(Records from a collection)
'''

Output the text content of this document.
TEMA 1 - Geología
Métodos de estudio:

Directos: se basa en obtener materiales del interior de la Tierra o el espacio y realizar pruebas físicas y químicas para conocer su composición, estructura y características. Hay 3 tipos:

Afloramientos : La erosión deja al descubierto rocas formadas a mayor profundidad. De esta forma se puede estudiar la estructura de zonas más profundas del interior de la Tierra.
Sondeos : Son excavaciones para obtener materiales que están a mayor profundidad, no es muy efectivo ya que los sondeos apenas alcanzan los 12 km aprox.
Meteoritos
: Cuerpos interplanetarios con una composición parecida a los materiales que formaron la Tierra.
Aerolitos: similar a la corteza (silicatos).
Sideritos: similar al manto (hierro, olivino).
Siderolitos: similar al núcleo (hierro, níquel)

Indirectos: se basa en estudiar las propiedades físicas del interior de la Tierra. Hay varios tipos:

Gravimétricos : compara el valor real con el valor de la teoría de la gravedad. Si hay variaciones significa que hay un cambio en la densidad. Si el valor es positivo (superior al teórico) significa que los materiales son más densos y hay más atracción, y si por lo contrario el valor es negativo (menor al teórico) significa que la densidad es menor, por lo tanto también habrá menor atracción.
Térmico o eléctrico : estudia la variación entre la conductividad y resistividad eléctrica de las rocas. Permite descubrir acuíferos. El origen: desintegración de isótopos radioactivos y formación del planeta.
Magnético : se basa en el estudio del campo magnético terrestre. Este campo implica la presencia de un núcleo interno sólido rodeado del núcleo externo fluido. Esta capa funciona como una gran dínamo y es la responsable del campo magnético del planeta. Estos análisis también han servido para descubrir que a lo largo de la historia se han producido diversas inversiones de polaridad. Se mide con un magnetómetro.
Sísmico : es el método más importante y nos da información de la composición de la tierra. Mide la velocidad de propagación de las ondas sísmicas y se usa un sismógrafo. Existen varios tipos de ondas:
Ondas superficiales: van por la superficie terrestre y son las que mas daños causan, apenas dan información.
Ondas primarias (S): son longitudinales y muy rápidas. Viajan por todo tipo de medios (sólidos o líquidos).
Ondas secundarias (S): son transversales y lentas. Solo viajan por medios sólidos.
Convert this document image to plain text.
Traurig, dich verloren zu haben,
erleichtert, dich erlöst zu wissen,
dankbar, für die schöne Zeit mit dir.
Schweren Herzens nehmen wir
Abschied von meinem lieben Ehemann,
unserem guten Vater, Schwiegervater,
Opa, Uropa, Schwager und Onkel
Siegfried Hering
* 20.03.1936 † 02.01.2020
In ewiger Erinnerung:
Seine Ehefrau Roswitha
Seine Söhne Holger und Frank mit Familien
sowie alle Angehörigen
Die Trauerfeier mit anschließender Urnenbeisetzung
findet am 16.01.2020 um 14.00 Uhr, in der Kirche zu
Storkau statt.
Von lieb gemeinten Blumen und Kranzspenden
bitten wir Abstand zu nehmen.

'''

» What this task involves
Return all lines of the material above in which the word "tipos" occurs.

» Result below
Directos: se basa en obtener materiales del interior de la Tierra o el espacio y realizar pruebas físicas y químicas para conocer su composición, estructura y características. Hay 3 tipos:
Indirectos: se basa en estudiar las propiedades físicas del interior de la Tierra. Hay varios tipos:
Sísmico : es el método más importante y nos da información de la composición de la tierra. Mide la velocidad de propagación de las ondas sísmicas y se usa un sismógrafo. Existen varios tipos de ondas:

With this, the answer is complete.